Copy the records below line for line, without any changes.

+++ Materials provided +++

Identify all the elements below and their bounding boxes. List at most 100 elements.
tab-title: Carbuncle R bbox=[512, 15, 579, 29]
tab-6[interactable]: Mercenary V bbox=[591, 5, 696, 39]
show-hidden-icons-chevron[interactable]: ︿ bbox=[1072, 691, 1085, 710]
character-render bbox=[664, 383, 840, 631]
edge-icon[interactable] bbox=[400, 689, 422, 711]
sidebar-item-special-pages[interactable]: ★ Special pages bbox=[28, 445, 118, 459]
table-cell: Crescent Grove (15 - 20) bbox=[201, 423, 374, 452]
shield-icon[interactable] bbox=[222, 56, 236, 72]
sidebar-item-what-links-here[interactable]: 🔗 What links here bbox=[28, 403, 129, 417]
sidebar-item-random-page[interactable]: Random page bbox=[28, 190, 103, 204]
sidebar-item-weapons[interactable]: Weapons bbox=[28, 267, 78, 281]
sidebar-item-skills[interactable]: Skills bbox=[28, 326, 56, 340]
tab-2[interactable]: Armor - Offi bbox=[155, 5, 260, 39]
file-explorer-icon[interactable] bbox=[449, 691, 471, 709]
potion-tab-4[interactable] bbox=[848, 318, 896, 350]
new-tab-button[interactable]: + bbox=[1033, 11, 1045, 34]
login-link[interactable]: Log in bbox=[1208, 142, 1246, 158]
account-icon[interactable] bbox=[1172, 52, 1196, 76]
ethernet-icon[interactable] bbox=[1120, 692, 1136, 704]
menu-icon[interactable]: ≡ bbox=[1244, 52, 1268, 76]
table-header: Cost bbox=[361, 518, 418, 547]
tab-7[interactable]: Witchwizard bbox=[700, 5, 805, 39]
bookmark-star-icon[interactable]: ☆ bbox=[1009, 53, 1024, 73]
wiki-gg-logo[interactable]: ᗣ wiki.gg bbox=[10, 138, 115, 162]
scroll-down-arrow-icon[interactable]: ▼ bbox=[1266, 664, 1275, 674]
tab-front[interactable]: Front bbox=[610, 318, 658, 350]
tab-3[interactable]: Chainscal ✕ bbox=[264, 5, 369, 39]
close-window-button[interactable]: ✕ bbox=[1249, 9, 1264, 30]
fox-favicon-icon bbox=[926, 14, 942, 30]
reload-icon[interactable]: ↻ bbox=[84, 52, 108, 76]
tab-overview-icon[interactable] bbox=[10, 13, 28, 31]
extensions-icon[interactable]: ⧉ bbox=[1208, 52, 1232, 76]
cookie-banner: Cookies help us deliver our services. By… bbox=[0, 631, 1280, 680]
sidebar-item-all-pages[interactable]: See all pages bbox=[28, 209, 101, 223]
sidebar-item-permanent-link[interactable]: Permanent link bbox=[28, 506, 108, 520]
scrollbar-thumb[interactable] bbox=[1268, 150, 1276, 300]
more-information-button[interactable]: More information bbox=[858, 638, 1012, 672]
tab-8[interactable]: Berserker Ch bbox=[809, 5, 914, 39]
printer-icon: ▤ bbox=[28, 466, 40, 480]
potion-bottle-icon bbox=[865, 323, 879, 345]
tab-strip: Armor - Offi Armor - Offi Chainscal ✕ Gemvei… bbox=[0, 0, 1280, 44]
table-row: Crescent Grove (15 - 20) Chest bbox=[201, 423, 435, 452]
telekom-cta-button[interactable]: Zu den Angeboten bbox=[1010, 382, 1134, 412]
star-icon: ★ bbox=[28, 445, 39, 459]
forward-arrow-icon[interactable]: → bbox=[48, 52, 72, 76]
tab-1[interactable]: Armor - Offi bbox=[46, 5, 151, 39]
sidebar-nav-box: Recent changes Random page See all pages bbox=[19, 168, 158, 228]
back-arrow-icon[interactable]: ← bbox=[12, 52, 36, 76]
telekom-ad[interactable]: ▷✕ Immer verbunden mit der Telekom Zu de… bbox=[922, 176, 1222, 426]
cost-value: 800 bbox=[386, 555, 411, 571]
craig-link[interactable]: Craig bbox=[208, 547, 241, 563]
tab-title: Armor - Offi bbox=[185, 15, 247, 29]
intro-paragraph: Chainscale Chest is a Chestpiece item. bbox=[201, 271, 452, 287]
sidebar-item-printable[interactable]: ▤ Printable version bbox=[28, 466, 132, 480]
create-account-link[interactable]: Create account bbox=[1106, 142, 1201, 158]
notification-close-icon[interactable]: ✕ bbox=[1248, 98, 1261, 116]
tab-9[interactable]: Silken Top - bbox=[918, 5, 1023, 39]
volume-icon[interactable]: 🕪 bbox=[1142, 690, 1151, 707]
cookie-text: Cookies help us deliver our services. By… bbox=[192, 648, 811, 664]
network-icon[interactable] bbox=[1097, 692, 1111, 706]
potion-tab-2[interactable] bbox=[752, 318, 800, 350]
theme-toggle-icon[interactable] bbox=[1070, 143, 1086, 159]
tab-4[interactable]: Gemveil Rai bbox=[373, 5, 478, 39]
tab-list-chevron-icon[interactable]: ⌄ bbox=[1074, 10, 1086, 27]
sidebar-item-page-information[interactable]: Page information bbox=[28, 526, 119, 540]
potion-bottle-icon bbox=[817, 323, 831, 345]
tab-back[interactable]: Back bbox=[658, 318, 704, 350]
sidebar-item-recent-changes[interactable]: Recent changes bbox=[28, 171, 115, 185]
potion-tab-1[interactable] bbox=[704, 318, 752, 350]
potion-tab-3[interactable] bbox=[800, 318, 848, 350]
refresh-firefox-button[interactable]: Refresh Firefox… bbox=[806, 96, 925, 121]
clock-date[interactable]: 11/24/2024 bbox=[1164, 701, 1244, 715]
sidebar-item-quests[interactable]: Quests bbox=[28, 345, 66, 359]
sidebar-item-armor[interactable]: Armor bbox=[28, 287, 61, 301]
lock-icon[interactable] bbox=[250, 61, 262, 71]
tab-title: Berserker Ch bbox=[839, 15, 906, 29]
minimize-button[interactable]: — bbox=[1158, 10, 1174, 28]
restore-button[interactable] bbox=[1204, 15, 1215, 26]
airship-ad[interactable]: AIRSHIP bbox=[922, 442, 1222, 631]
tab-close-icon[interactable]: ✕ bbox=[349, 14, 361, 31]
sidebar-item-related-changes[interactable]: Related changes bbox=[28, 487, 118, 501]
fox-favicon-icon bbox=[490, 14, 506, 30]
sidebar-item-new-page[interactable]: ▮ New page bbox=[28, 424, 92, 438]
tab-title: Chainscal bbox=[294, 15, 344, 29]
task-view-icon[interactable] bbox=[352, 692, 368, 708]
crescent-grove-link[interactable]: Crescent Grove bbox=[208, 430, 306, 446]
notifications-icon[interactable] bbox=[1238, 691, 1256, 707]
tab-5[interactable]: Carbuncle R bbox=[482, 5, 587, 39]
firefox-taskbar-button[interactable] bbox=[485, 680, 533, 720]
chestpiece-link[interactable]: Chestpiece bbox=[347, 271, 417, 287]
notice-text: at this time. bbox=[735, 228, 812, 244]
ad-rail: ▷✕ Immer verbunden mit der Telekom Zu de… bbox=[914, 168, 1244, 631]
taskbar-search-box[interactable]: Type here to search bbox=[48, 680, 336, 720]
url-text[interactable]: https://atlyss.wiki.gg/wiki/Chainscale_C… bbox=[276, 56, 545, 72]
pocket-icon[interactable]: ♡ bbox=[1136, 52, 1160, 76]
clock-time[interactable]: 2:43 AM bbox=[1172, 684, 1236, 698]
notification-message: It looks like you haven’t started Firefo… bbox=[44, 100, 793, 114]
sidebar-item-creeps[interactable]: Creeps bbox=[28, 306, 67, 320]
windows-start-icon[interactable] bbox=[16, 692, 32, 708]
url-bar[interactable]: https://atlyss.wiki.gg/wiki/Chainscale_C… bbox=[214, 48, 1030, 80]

+++

• _Exercise answer_:
Identify all the elements below and their bounding boxes. List at most 100 elements.
tab-title: Carbuncle R bbox=[512, 15, 579, 29]
tab-6[interactable]: Mercenary V bbox=[591, 5, 696, 39]
show-hidden-icons-chevron[interactable]: ︿ bbox=[1072, 691, 1085, 710]
character-render bbox=[664, 383, 840, 631]
edge-icon[interactable] bbox=[400, 689, 422, 711]
sidebar-item-special-pages[interactable]: ★ Special pages bbox=[28, 445, 118, 459]
table-cell: Crescent Grove (15 - 20) bbox=[201, 423, 374, 452]
shield-icon[interactable] bbox=[222, 56, 236, 72]
sidebar-item-what-links-here[interactable]: 🔗 What links here bbox=[28, 403, 129, 417]
sidebar-item-random-page[interactable]: Random page bbox=[28, 190, 103, 204]
sidebar-item-weapons[interactable]: Weapons bbox=[28, 267, 78, 281]
sidebar-item-skills[interactable]: Skills bbox=[28, 326, 56, 340]
tab-2[interactable]: Armor - Offi bbox=[155, 5, 260, 39]
file-explorer-icon[interactable] bbox=[449, 691, 471, 709]
potion-tab-4[interactable] bbox=[848, 318, 896, 350]
new-tab-button[interactable]: + bbox=[1033, 11, 1045, 34]
login-link[interactable]: Log in bbox=[1208, 142, 1246, 158]
account-icon[interactable] bbox=[1172, 52, 1196, 76]
ethernet-icon[interactable] bbox=[1120, 692, 1136, 704]
menu-icon[interactable]: ≡ bbox=[1244, 52, 1268, 76]
table-header: Cost bbox=[361, 518, 418, 547]
tab-7[interactable]: Witchwizard bbox=[700, 5, 805, 39]
bookmark-star-icon[interactable]: ☆ bbox=[1009, 53, 1024, 73]
wiki-gg-logo[interactable]: ᗣ wiki.gg bbox=[10, 138, 115, 162]
scroll-down-arrow-icon[interactable]: ▼ bbox=[1266, 664, 1275, 674]
tab-front[interactable]: Front bbox=[610, 318, 658, 350]
tab-3[interactable]: Chainscal ✕ bbox=[264, 5, 369, 39]
close-window-button[interactable]: ✕ bbox=[1249, 9, 1264, 30]
fox-favicon-icon bbox=[926, 14, 942, 30]
reload-icon[interactable]: ↻ bbox=[84, 52, 108, 76]
tab-overview-icon[interactable] bbox=[10, 13, 28, 31]
extensions-icon[interactable]: ⧉ bbox=[1208, 52, 1232, 76]
cookie-banner: Cookies help us deliver our services. By… bbox=[0, 631, 1280, 680]
sidebar-item-all-pages[interactable]: See all pages bbox=[28, 209, 101, 223]
sidebar-item-permanent-link[interactable]: Permanent link bbox=[28, 506, 108, 520]
scrollbar-thumb[interactable] bbox=[1268, 150, 1276, 300]
more-information-button[interactable]: More information bbox=[858, 638, 1012, 672]
tab-8[interactable]: Berserker Ch bbox=[809, 5, 914, 39]
printer-icon: ▤ bbox=[28, 466, 40, 480]
potion-bottle-icon bbox=[865, 323, 879, 345]
tab-strip: Armor - Offi Armor - Offi Chainscal ✕ Gemvei… bbox=[0, 0, 1280, 44]
table-row: Crescent Grove (15 - 20) Chest bbox=[201, 423, 435, 452]
telekom-cta-button[interactable]: Zu den Angeboten bbox=[1010, 382, 1134, 412]
star-icon: ★ bbox=[28, 445, 39, 459]
forward-arrow-icon[interactable]: → bbox=[48, 52, 72, 76]
tab-1[interactable]: Armor - Offi bbox=[46, 5, 151, 39]
sidebar-nav-box: Recent changes Random page See all pages bbox=[19, 168, 158, 228]
back-arrow-icon[interactable]: ← bbox=[12, 52, 36, 76]
telekom-ad[interactable]: ▷✕ Immer verbunden mit der Telekom Zu de… bbox=[922, 176, 1222, 426]
cost-value: 800 bbox=[386, 555, 411, 571]
craig-link[interactable]: Craig bbox=[208, 547, 241, 563]
tab-title: Armor - Offi bbox=[185, 15, 247, 29]
intro-paragraph: Chainscale Chest is a Chestpiece item. bbox=[201, 271, 452, 287]
sidebar-item-printable[interactable]: ▤ Printable version bbox=[28, 466, 132, 480]
create-account-link[interactable]: Create account bbox=[1106, 142, 1201, 158]
notification-close-icon[interactable]: ✕ bbox=[1248, 98, 1261, 116]
tab-9[interactable]: Silken Top - bbox=[918, 5, 1023, 39]
volume-icon[interactable]: 🕪 bbox=[1142, 690, 1151, 707]
cookie-text: Cookies help us deliver our services. By… bbox=[192, 648, 811, 664]
network-icon[interactable] bbox=[1097, 692, 1111, 706]
potion-tab-2[interactable] bbox=[752, 318, 800, 350]
theme-toggle-icon[interactable] bbox=[1070, 143, 1086, 159]
tab-4[interactable]: Gemveil Rai bbox=[373, 5, 478, 39]
tab-list-chevron-icon[interactable]: ⌄ bbox=[1074, 10, 1086, 27]
sidebar-item-page-information[interactable]: Page information bbox=[28, 526, 119, 540]
potion-bottle-icon bbox=[817, 323, 831, 345]
tab-back[interactable]: Back bbox=[658, 318, 704, 350]
sidebar-item-recent-changes[interactable]: Recent changes bbox=[28, 171, 115, 185]
potion-tab-1[interactable] bbox=[704, 318, 752, 350]
potion-tab-3[interactable] bbox=[800, 318, 848, 350]
refresh-firefox-button[interactable]: Refresh Firefox… bbox=[806, 96, 925, 121]
clock-date[interactable]: 11/24/2024 bbox=[1164, 701, 1244, 715]
sidebar-item-quests[interactable]: Quests bbox=[28, 345, 66, 359]
sidebar-item-armor[interactable]: Armor bbox=[28, 287, 61, 301]
lock-icon[interactable] bbox=[250, 61, 262, 71]
tab-title: Berserker Ch bbox=[839, 15, 906, 29]
minimize-button[interactable]: — bbox=[1158, 10, 1174, 28]
restore-button[interactable] bbox=[1204, 15, 1215, 26]
airship-ad[interactable]: AIRSHIP bbox=[922, 442, 1222, 631]
tab-close-icon[interactable]: ✕ bbox=[349, 14, 361, 31]
sidebar-item-related-changes[interactable]: Related changes bbox=[28, 487, 118, 501]
fox-favicon-icon bbox=[490, 14, 506, 30]
sidebar-item-new-page[interactable]: ▮ New page bbox=[28, 424, 92, 438]
tab-title: Chainscal bbox=[294, 15, 344, 29]
task-view-icon[interactable] bbox=[352, 692, 368, 708]
crescent-grove-link[interactable]: Crescent Grove bbox=[208, 430, 306, 446]
notifications-icon[interactable] bbox=[1238, 691, 1256, 707]
tab-5[interactable]: Carbuncle R bbox=[482, 5, 587, 39]
firefox-taskbar-button[interactable] bbox=[485, 680, 533, 720]
chestpiece-link[interactable]: Chestpiece bbox=[347, 271, 417, 287]
notice-text: at this time. bbox=[735, 228, 812, 244]
ad-rail: ▷✕ Immer verbunden mit der Telekom Zu de… bbox=[914, 168, 1244, 631]
taskbar-search-box[interactable]: Type here to search bbox=[48, 680, 336, 720]
url-text[interactable]: https://atlyss.wiki.gg/wiki/Chainscale_C… bbox=[276, 56, 545, 72]
pocket-icon[interactable]: ♡ bbox=[1136, 52, 1160, 76]
clock-time[interactable]: 2:43 AM bbox=[1172, 684, 1236, 698]
notification-message: It looks like you haven’t started Firefo… bbox=[44, 100, 793, 114]
sidebar-item-creeps[interactable]: Creeps bbox=[28, 306, 67, 320]
windows-start-icon[interactable] bbox=[16, 692, 32, 708]
url-bar[interactable]: https://atlyss.wiki.gg/wiki/Chainscale_C… bbox=[214, 48, 1030, 80]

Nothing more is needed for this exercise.